Source:
########################################

Fleet Foxes : Crack-up (Nonesuch)
Juillet 2017, Montreux Jazz Festival : Robin Pecknold , Skyler Skjelset et leur troupe offrent un fabuleux concert pour défendre leur troisième album. Accessoirement, il viennent dialoguer avec Francis Scott Fitzgerald, influence revendiquée de cet opus, dont le titre est aussi celui d’un recueil de nouvelles de l’écrivain, qui se termine justement dans ce lieu hanté du Lac Léman . Du revival au survival folk, de l’oisiveté à la gravité, les Fleet Foxes sont désormais éloignés de l’euphorie qui entourait leur premier album. Classicisme et ambition, introspection et lyrisme se confondent parfois dans une même chanson. Beaucoup plus subtile qu’un manifeste prog-folk, la richesse instrumentale de Crack-up devrait nous accompagner encore longtemps.

########################################

Lignes fournies:
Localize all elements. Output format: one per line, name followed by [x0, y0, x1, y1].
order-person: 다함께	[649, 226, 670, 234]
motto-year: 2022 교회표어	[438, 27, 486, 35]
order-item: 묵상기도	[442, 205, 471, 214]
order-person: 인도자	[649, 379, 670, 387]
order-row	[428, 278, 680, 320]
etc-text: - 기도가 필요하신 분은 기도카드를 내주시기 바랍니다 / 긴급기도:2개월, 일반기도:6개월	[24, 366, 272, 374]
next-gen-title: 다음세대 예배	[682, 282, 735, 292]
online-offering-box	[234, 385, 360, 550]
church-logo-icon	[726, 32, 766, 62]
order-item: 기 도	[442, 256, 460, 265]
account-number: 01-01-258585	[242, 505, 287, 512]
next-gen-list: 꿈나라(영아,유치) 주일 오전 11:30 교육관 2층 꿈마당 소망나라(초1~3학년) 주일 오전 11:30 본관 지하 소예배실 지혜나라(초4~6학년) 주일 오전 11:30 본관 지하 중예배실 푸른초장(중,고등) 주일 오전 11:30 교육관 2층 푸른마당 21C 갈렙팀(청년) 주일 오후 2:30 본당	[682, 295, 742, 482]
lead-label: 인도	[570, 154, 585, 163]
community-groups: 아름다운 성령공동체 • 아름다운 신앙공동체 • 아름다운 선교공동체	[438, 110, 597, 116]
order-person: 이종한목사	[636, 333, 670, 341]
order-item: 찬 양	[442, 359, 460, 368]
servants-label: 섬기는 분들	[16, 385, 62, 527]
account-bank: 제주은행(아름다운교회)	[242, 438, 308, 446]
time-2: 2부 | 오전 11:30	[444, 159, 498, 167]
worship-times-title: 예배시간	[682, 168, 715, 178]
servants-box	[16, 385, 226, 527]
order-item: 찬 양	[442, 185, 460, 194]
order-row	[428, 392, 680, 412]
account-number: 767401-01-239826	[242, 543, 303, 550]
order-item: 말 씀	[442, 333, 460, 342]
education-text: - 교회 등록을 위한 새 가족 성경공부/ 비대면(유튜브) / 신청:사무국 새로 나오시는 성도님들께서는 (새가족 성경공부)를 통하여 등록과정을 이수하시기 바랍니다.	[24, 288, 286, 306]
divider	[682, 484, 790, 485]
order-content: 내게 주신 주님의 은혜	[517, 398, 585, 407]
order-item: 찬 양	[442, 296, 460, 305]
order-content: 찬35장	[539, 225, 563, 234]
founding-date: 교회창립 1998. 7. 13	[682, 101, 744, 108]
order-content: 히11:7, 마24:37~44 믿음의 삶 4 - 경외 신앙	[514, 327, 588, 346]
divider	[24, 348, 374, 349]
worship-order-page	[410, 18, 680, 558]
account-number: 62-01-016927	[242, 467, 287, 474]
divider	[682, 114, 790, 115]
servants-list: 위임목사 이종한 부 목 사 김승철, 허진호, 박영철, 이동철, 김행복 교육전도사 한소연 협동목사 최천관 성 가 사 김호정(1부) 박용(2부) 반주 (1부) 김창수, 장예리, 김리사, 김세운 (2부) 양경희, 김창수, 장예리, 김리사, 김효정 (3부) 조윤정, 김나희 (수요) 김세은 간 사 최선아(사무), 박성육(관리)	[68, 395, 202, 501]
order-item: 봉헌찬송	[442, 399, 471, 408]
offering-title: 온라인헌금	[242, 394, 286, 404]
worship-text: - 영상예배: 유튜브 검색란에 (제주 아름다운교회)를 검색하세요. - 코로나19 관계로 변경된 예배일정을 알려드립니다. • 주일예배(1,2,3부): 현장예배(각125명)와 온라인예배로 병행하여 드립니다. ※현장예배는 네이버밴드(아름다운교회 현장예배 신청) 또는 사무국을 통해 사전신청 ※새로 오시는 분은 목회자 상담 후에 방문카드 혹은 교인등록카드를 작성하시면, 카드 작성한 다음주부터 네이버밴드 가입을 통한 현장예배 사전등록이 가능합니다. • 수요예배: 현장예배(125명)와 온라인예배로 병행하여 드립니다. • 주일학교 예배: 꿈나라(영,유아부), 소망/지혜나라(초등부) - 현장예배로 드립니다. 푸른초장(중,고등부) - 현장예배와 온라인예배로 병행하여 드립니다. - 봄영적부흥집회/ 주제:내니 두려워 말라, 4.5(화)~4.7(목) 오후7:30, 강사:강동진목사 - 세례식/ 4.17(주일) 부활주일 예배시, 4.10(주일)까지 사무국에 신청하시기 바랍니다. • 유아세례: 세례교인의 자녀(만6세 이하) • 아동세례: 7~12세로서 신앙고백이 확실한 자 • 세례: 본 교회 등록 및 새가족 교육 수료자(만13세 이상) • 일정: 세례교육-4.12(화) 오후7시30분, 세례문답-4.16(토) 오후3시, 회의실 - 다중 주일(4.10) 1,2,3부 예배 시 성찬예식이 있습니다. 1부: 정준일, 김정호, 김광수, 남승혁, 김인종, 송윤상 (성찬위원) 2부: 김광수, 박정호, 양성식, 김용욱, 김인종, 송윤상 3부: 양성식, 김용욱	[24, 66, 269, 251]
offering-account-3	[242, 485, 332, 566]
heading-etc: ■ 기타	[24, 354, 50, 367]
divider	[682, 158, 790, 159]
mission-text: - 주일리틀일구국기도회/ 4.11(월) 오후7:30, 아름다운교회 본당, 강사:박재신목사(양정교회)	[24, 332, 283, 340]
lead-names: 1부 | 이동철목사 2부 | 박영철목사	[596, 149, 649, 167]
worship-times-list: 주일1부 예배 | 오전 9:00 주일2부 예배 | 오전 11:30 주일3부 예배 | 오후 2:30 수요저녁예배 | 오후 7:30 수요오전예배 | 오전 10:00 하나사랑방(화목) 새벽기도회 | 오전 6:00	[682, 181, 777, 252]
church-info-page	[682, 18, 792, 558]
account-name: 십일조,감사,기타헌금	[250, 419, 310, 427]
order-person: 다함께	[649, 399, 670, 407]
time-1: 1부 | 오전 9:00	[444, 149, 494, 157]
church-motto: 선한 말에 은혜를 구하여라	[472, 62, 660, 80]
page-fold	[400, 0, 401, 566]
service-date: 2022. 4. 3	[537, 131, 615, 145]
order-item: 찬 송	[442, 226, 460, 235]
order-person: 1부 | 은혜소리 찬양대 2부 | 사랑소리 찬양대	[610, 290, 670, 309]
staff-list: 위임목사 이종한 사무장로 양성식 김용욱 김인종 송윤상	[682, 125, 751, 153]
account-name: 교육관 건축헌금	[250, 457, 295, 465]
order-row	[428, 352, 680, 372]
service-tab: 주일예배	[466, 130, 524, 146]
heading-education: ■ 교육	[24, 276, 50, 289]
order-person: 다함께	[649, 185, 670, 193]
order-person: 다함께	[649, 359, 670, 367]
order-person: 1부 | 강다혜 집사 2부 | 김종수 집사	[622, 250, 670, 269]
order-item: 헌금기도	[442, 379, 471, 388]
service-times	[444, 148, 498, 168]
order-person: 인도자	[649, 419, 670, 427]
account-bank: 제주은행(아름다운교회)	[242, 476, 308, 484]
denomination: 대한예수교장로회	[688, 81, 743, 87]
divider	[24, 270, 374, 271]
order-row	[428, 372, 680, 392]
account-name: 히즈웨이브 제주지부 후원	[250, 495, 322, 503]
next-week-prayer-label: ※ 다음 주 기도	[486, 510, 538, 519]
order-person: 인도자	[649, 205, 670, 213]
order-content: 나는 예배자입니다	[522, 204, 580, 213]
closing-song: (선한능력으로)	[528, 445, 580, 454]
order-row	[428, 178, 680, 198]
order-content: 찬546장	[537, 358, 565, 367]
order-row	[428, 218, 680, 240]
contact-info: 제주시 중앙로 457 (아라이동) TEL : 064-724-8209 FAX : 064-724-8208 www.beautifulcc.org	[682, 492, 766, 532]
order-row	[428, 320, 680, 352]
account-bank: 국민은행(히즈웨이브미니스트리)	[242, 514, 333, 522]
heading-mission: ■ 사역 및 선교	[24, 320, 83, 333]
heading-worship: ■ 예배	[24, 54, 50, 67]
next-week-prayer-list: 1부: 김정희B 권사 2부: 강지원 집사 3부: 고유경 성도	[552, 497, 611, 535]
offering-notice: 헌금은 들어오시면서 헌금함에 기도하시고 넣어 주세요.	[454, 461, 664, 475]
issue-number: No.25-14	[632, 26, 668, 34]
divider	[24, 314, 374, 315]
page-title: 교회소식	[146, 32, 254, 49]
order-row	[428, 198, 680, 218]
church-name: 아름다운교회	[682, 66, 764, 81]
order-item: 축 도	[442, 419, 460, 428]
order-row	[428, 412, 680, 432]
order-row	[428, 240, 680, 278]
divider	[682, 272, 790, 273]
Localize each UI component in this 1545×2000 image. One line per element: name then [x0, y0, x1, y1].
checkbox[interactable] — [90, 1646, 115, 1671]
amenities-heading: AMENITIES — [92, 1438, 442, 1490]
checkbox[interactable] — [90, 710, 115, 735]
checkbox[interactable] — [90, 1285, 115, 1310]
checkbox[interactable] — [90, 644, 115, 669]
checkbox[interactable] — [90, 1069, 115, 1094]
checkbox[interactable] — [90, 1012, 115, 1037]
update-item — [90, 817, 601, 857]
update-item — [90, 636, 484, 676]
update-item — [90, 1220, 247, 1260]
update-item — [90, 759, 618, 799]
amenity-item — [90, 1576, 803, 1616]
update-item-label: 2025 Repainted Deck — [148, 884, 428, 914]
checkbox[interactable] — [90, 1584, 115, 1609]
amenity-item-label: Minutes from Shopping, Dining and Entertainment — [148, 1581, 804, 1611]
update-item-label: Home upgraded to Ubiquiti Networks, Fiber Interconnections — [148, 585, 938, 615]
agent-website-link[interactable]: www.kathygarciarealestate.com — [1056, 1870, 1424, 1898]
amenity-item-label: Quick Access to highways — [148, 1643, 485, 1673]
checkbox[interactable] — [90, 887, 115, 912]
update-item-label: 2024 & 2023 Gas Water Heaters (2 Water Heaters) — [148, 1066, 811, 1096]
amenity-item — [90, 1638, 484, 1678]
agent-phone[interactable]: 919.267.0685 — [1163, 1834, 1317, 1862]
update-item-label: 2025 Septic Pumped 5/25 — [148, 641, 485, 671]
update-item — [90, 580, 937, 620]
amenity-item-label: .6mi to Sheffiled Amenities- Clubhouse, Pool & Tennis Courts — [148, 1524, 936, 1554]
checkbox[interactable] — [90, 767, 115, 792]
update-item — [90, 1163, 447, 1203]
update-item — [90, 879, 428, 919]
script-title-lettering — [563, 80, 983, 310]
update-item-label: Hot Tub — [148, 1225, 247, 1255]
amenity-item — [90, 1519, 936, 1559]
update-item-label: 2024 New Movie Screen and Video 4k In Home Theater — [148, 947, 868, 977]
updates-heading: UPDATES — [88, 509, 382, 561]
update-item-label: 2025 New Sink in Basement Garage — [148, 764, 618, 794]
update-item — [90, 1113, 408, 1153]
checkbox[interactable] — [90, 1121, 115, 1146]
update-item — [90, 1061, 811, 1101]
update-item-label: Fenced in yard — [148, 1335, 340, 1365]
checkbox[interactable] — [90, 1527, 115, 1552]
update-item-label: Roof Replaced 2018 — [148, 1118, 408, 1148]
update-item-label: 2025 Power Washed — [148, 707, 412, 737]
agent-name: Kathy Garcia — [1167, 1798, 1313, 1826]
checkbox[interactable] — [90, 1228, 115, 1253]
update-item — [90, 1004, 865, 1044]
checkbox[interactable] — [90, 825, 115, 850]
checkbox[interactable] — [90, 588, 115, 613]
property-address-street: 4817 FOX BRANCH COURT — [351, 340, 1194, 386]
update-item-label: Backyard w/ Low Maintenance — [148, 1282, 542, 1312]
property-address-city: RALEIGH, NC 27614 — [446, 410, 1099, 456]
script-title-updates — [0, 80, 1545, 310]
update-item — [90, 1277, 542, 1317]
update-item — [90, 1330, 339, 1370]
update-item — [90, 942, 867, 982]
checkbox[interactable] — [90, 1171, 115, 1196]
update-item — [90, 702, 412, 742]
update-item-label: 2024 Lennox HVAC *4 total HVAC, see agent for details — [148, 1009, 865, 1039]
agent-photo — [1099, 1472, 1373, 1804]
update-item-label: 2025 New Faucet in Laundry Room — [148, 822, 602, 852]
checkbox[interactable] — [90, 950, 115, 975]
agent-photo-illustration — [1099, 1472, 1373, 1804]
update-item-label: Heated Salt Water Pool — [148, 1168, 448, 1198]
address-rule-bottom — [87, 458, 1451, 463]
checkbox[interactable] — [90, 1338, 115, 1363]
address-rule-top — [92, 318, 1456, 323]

########################################

À compléter:
**a.** Selon la critique de Crack-up, quel écrivain est une influence revendiquée de l'album ?
**b.** Reproduisez fidèlement tout le passage de la critique de Crack-up qui va de « Juillet 2017, Montreux » jusqu'à « accompagner encore longtemps. ».
Les lignes n'ont aucun rapport avec la critique de Crack-up.

Corrigé des exercices:
**a.** Francis Scott Fitzgerald.

**b.**
Juillet 2017, Montreux Jazz Festival : Robin Pecknold , Skyler Skjelset et leur troupe offrent un fabuleux concert pour défendre leur troisième album. Accessoirement, il viennent dialoguer avec Francis Scott Fitzgerald, influence revendiquée de cet opus, dont le titre est aussi celui d’un recueil de nouvelles de l’écrivain, qui se termine justement dans ce lieu hanté du Lac Léman . Du revival au survival folk, de l’oisiveté à la gravité, les Fleet Foxes sont désormais éloignés de l’euphorie qui entourait leur premier album. Classicisme et ambition, introspection et lyrisme se confondent parfois dans une même chanson. Beaucoup plus subtile qu’un manifeste prog-folk, la richesse instrumentale de Crack-up devrait nous accompagner encore longtemps.